Listen to/buy clips of entire album at LINN Records

REVIEWS

BBC Music Magazine August 2008

Performance  ***** Sound  *****

This recital puts bells on recorder player Pamela Thorby’s already fine reputation, which she has steadily built through performances as a soloist and as a member of various distinguished period ensembles, as well as playing with jazz outfit Perfect Houseplants and featuring on some of Karl Jenkins’s albums. The album title’s play on ‘early’ and ‘earthly’ could effortlessly be stretched to include ‘earthy’: allied to a strong tone and precise articulation. Thorby’s playing exhibits a vitality, exuberance and earthiness that reminds me of the great David Munrow. It’s all underpinned by a strong lyrical sense, and her virtuosity draws up short of the efforts to epater les fogies characteristic of, say, Red Priest.

With sterling support (of course) from Andrew Lawrence-King, the programme spans the last part of the 16th/first half of the 17th centuries, covering a period when composers were experimenting with new ways of setting, transcribing and imitating song-forms, and conveying emotions without the aid of texts. Thorby and Lawrence-King even manage to suggest the ghost of a wan smile in Dowland’s ‘Weep No More’.

Barry Witherden

 

Gramophone September 2008

The title’s a play on both Bosch’s Garden of Earthly Delights and Jacob van Eyck’s recorder collection The Flute’s Garden of Delights; but more than anything this new disc recalls Herbert’s line “a box where sweets compacted lie”. Straddling the Renaissance and early Baroque, the programme comprises sonatas, sets of divisions and arrangements of songs and popular tunes from Italy, Spain, the Netherlands and England. This repertoire proves rich soil for Thorby and Lawrence-King, and the resulting cross-fertilisation of styles and modes of expression with a modern scholarly aesthetic enlivened by two of the keenest musical intelligences in the business results in a most satisfying listening experience.

Thorby maximises the affective impact of the music through an incredibly varied approach to articulation and phrasing - compare the lively glosses of the delightful opening track, Diego Ortiz’s Recercada segunda de tenore, with the evocative, floating lines of Giovanni Battista Fontana’s Sonata seconda. Lawrence-King is likewise alert to the rhetorical possibilities inherent in both his accompaniments and solos; in the former category, he proves an ideal partner for Thorby in his ability to think vocally, while in the latter his almost visual sense of line and colour is apparent, as in Biagio Marini’s Passacaglio and Dowland’s “Weep you no more”.

Recorded sound is nothing short of stunning, while the cover image of a hummingbird nicely encapsulates Thorby’s lightness and agility as she darts from piece to piece to extract its nectar. This is Paradise indeed.

William Yeoman

 

Early Music Review August 2008

…. These are sparkling and fresh performances of mostly well-known pieces, and you are sure to enjoy Pamela Thorby’s seemingly effortless playing of the glosas, passaggi and other embellishments on Ganassi-style recorders, as well as the more expressive pieces, some for baroque triple harp alone….. This is a most interesting and enjoyable collection, and the Super Audio CD recording is complemented by some really excellent notes in the booklet.

Information supplied:
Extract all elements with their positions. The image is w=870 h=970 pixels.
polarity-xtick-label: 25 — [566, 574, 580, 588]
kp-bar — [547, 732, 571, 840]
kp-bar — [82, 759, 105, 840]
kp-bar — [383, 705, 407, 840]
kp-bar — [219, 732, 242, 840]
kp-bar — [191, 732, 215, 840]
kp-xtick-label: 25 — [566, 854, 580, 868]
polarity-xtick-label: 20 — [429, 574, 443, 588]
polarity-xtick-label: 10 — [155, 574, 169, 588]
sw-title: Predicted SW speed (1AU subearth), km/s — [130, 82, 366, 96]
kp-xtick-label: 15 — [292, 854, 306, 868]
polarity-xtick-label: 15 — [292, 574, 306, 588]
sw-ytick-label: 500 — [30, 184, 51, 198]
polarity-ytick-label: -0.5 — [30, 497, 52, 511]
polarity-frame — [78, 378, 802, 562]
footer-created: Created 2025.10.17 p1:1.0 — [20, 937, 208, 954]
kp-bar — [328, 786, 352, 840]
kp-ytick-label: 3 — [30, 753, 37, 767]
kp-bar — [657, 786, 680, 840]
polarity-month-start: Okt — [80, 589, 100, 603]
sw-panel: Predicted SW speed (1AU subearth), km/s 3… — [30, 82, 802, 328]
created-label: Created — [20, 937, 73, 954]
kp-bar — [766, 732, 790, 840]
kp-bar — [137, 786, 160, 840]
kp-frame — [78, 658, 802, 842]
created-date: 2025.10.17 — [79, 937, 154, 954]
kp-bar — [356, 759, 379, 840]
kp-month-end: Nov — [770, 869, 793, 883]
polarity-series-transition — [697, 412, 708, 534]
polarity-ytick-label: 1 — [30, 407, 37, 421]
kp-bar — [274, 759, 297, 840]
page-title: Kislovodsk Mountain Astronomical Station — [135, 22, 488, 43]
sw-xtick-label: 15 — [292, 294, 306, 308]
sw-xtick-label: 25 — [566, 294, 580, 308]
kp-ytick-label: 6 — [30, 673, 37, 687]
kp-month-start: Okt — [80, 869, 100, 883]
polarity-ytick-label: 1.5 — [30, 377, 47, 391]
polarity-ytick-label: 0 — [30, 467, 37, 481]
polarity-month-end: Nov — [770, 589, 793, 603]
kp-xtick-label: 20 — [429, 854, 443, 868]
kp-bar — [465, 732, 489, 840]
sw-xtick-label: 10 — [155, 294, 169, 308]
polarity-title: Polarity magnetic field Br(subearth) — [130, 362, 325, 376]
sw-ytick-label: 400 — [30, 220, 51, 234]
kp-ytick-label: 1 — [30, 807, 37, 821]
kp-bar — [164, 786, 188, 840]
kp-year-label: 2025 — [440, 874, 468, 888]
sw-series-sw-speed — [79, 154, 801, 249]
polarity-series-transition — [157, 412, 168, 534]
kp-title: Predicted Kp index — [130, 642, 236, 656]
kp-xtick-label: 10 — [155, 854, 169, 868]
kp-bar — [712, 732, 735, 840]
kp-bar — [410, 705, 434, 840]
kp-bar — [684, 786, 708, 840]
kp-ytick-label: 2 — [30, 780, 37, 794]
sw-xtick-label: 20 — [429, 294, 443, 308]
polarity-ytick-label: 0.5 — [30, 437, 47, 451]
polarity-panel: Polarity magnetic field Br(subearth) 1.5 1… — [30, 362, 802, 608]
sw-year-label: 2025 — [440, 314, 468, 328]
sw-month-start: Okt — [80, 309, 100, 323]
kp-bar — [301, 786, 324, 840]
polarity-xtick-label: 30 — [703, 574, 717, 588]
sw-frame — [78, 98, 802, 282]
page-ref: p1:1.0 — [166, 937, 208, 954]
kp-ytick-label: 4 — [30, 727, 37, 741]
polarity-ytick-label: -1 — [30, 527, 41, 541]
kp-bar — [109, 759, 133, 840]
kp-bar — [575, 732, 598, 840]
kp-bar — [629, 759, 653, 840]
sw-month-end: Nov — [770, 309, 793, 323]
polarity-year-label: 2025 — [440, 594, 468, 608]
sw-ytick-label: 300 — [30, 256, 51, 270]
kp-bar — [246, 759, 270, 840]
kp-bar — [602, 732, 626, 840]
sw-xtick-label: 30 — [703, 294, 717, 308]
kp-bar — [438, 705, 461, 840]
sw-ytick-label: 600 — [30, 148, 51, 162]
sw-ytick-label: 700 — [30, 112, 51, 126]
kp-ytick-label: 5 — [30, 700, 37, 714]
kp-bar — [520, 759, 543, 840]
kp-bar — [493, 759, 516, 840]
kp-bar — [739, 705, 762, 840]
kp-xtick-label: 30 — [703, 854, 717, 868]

Set of tasks:
1 > In the recorder album reviews, what does the album's cover image show?
2 > Continue the recorder album reviews from the point where they stop.

Results for the exercise:
1 > A hummingbird.

2 >
Victoria Helby

 

Utra Audio  August 2008

….Thorby and Andrew Lawrence-King, both stellar soloists who combine their virtuoso talents in ensemble playing of the first order. Linn Records has provided sound so clear that there’s no thought of a speaker being in the way. The CD tracks are excellent, the two-channel SACD tracks a bit brighter and cleaner, the multichannel SACD tracks warmer and more three-dimensional. This disc will cause a frown only if you find that your audio system is not up to the task of reproducing it.

Rad Bennett

 

The Irish Times 21 July 2008

The recorder must now share a place with the piano and the guitar as the most tried-out instruments. But the sheer joie-de-vivre with which Pamela Thorby and her harpist partner, Andrew Lawrence-King, open this new disc in Diego Ortiz’s mundanely titled Recercada secunda de tenore sets down a marker for the air of high-spirited celebration which is to follow, and which is a world away from what most budding recorder players ever imagine their instrument to be capable of. If you like free-as-a-bird recorder playing, this is for you. The always-invigorating selection includes virtuoso pieces by Jacob van Eyck, fantastical works by Castello and Fontana, and familiar heart-stirrers by Dowland.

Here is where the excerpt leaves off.